FLorida has many big name trainers of many disciplines, sort of like Arizona. Weather attracts them.


----------



## dirtroadangel (Jan 24, 2012)

franknbeans said:


> Wrong. I live in NY and VA, used to live in MD. All pretty heavily english. VA and MD more than NY.
> 
> FLorida has many big name trainers of many disciplines, sort of like Arizona. Weather attracts them.


I agree Fl. you can find anything.
Where I live is cattle countty not so much dressage in those areas. 
We just need more gaited horse trainers.
_Posted via Mobile Device_


----------



## FlyGap (Sep 25, 2011)

10 years ago I would never have mentioned AR, but MAN things are progressing!
Especially in NW AR. I have several family friends who event and do dressage, one friends daughter is actually competing to go into the olympics. I think it's due to all the great OT TB's available and the influx of culture due to people moving here from all around the world.
My trainer in particular just put in a HUGE XC course and trains dressage at the UofA. I (20 years ago) was pretty odd riding the trails english around here! I ordered all my tack back then but now we have a couple really nice english tack shops. 
So in AR you get several options PLUS the amazing trails.


----------



## Ink (Sep 25, 2009)

franknbeans said:


> Wrong. I live in NY and VA, used to live in MD. All pretty heavily english. VA and MD more than NY.
> 
> FLorida has many big name trainers of many disciplines, sort of like Arizona. Weather attracts them.


LOL perhaps I should have said all not any. That's what I meant. Someone else said you could go to any of the eastern states and find mostly English, but that's not the case where I live.

Stored entries:
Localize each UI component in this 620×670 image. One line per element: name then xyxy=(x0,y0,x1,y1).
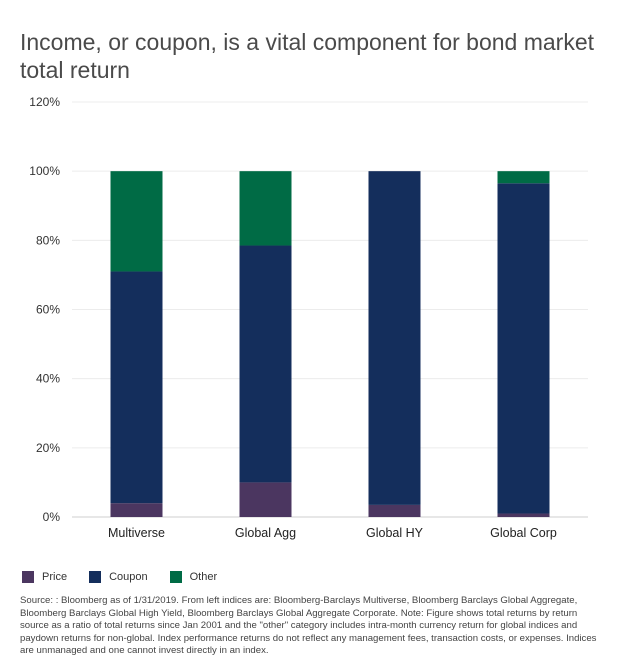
legend-item-price: Price xyxy=(22,571,67,583)
legend-item-other: Other xyxy=(169,571,218,583)
y-tick-label: 100% xyxy=(29,164,60,178)
legend-label-other: Other xyxy=(189,571,218,583)
legend-swatch-coupon xyxy=(89,571,102,583)
bar-other-global-corp xyxy=(497,171,550,184)
y-tick-label: 0% xyxy=(43,510,61,524)
bar-coupon-global-agg xyxy=(239,245,292,483)
y-tick-label: 120% xyxy=(29,95,60,109)
y-tick-label: 80% xyxy=(36,233,60,247)
bar-other-global-agg xyxy=(239,171,292,246)
bar-price-multiverse xyxy=(110,503,163,517)
x-category-label: Global Corp xyxy=(490,526,557,540)
legend-item-coupon: Coupon xyxy=(89,571,148,583)
legend-swatch-price xyxy=(22,571,34,583)
bar-coupon-global-hy xyxy=(368,171,421,505)
y-tick-label: 60% xyxy=(36,303,60,317)
legend-swatch-other xyxy=(169,571,182,583)
y-tick-label: 20% xyxy=(36,441,60,455)
bar-chart: 0% 20% 40% 60% 80% 100% 120% Multiverse Global … xyxy=(29,95,588,540)
x-category-label: Global Agg xyxy=(235,526,296,540)
y-tick-label: 40% xyxy=(36,372,60,386)
legend: Price Coupon Other xyxy=(22,571,239,583)
source-note: Source: : Bloomberg as of 1/31/2019. Fro… xyxy=(20,595,597,657)
x-category-label: Global HY xyxy=(366,526,424,540)
legend-label-coupon: Coupon xyxy=(109,571,148,583)
bar-other-multiverse xyxy=(110,171,163,272)
chart-title: Income, or coupon, is a vital component … xyxy=(20,29,595,83)
x-category-label: Multiverse xyxy=(108,526,165,540)
bar-price-global-agg xyxy=(239,482,292,517)
bar-coupon-multiverse xyxy=(110,271,163,504)
bar-coupon-global-corp xyxy=(497,183,550,514)
bar-price-global-hy xyxy=(368,504,421,517)
bar-price-global-corp xyxy=(497,513,550,517)
legend-label-price: Price xyxy=(42,571,68,583)
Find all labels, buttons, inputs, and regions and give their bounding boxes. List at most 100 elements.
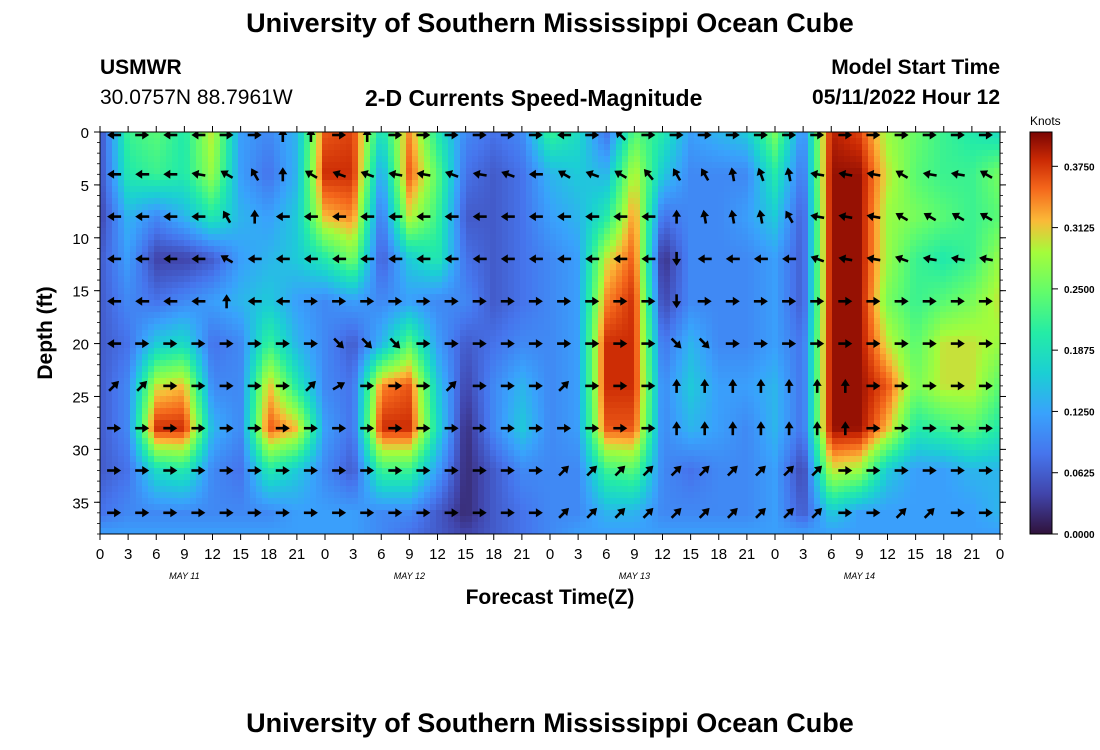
heatmap-cell — [874, 282, 881, 289]
heatmap-cell — [562, 180, 569, 187]
heatmap-cell — [886, 246, 893, 253]
heatmap-cell — [526, 288, 533, 295]
heatmap-cell — [316, 168, 323, 175]
heatmap-cell — [814, 138, 821, 145]
heatmap-cell — [484, 228, 491, 235]
heatmap-cell — [922, 264, 929, 271]
heatmap-cell — [910, 132, 917, 139]
heatmap-cell — [790, 138, 797, 145]
heatmap-cell — [118, 234, 125, 241]
heatmap-cell — [340, 222, 347, 229]
heatmap-cell — [298, 222, 305, 229]
heatmap-cell — [424, 216, 431, 223]
heatmap-cell — [412, 210, 419, 217]
heatmap-cell — [790, 228, 797, 235]
heatmap-cell — [178, 210, 185, 217]
heatmap-cell — [586, 324, 593, 331]
heatmap-cell — [544, 264, 551, 271]
heatmap-cell — [304, 330, 311, 337]
heatmap-cell — [328, 318, 335, 325]
heatmap-cell — [436, 258, 443, 265]
heatmap-cell — [466, 132, 473, 139]
heatmap-cell — [772, 222, 779, 229]
heatmap-cell — [610, 132, 617, 139]
heatmap-cell — [172, 240, 179, 247]
heatmap-cell — [112, 162, 119, 169]
heatmap-cell — [442, 246, 449, 253]
heatmap-cell — [556, 318, 563, 325]
heatmap-cell — [514, 228, 521, 235]
heatmap-cell — [916, 156, 923, 163]
heatmap-cell — [376, 306, 383, 313]
heatmap-cell — [748, 306, 755, 313]
heatmap-cell — [610, 300, 617, 307]
heatmap-cell — [688, 138, 695, 145]
heatmap-cell — [154, 234, 161, 241]
heatmap-cell — [568, 192, 575, 199]
heatmap-cell — [238, 162, 245, 169]
heatmap-cell — [478, 168, 485, 175]
heatmap-cell — [106, 180, 113, 187]
heatmap-cell — [784, 282, 791, 289]
heatmap-cell — [154, 330, 161, 337]
heatmap-cell — [850, 192, 857, 199]
heatmap-cell — [868, 240, 875, 247]
heatmap-cell — [850, 294, 857, 301]
heatmap-cell — [640, 258, 647, 265]
heatmap-cell — [514, 180, 521, 187]
heatmap-cell — [430, 306, 437, 313]
heatmap-cell — [610, 156, 617, 163]
heatmap-cell — [352, 144, 359, 151]
heatmap-cell — [238, 150, 245, 157]
heatmap-cell — [202, 228, 209, 235]
heatmap-cell — [658, 228, 665, 235]
heatmap-cell — [322, 318, 329, 325]
heatmap-cell — [142, 252, 149, 259]
heatmap-cell — [796, 150, 803, 157]
heatmap-cell — [796, 240, 803, 247]
heatmap-cell — [322, 138, 329, 145]
heatmap-cell — [526, 180, 533, 187]
heatmap-cell — [370, 186, 377, 193]
heatmap-cell — [172, 300, 179, 307]
heatmap-cell — [964, 204, 971, 211]
heatmap-cell — [634, 270, 641, 277]
heatmap-cell — [652, 174, 659, 181]
heatmap-cell — [688, 294, 695, 301]
heatmap-cell — [796, 252, 803, 259]
heatmap-cell — [190, 216, 197, 223]
heatmap-cell — [172, 156, 179, 163]
heatmap-cell — [166, 192, 173, 199]
heatmap-cell — [124, 156, 131, 163]
heatmap-cell — [634, 306, 641, 313]
heatmap-cell — [826, 186, 833, 193]
heatmap-cell — [760, 216, 767, 223]
heatmap-cell — [580, 234, 587, 241]
heatmap-cell — [268, 198, 275, 205]
heatmap-cell — [208, 276, 215, 283]
heatmap-cell — [946, 294, 953, 301]
heatmap-cell — [346, 318, 353, 325]
heatmap-cell — [244, 276, 251, 283]
heatmap-cell — [592, 174, 599, 181]
heatmap-cell — [814, 144, 821, 151]
heatmap-cell — [586, 174, 593, 181]
heatmap-cell — [862, 138, 869, 145]
heatmap-cell — [754, 204, 761, 211]
heatmap-cell — [382, 228, 389, 235]
heatmap-cell — [670, 204, 677, 211]
heatmap-cell — [364, 222, 371, 229]
heatmap-cell — [922, 144, 929, 151]
heatmap-cell — [412, 228, 419, 235]
heatmap-cell — [364, 234, 371, 241]
heatmap-cell — [484, 312, 491, 319]
heatmap-cell — [892, 138, 899, 145]
heatmap-cell — [490, 234, 497, 241]
heatmap-cell — [280, 288, 287, 295]
heatmap-cell — [856, 240, 863, 247]
heatmap-cell — [436, 150, 443, 157]
heatmap-cell — [808, 150, 815, 157]
heatmap-cell — [334, 138, 341, 145]
heatmap-cell — [760, 180, 767, 187]
heatmap-cell — [376, 162, 383, 169]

• **Work to do**
(A) Extract the stretch of the forum thread from "My trainer in" through "the amazing trails.", word for word.
(B) Please copy, unchanged, the stretch of the stored entries from the line containing "legend-item-price: Price xyxy=(22,571,67,583)" through the line containing "y-tick-label: 40% xyxy=(36,372,60,386)", with both of those lines included.

• **The replies**
(A)
My trainer in particular just put in a HUGE XC course and trains dressage at the UofA. I (20 years ago) was pretty odd riding the trails english around here! I ordered all my tack back then but now we have a couple really nice english tack shops. 
So in AR you get several options PLUS the amazing trails.

(B)
legend-item-price: Price xyxy=(22,571,67,583)
legend-item-other: Other xyxy=(169,571,218,583)
y-tick-label: 100% xyxy=(29,164,60,178)
legend-label-other: Other xyxy=(189,571,218,583)
legend-swatch-coupon xyxy=(89,571,102,583)
bar-other-global-corp xyxy=(497,171,550,184)
y-tick-label: 0% xyxy=(43,510,61,524)
bar-coupon-global-agg xyxy=(239,245,292,483)
y-tick-label: 120% xyxy=(29,95,60,109)
y-tick-label: 80% xyxy=(36,233,60,247)
bar-other-global-agg xyxy=(239,171,292,246)
bar-price-multiverse xyxy=(110,503,163,517)
x-category-label: Global Corp xyxy=(490,526,557,540)
legend-item-coupon: Coupon xyxy=(89,571,148,583)
legend-swatch-price xyxy=(22,571,34,583)
bar-coupon-global-hy xyxy=(368,171,421,505)
y-tick-label: 60% xyxy=(36,303,60,317)
legend-swatch-other xyxy=(169,571,182,583)
y-tick-label: 20% xyxy=(36,441,60,455)
bar-chart: 0% 20% 40% 60% 80% 100% 120% Multiverse Global … xyxy=(29,95,588,540)
x-category-label: Global Agg xyxy=(235,526,296,540)
y-tick-label: 40% xyxy=(36,372,60,386)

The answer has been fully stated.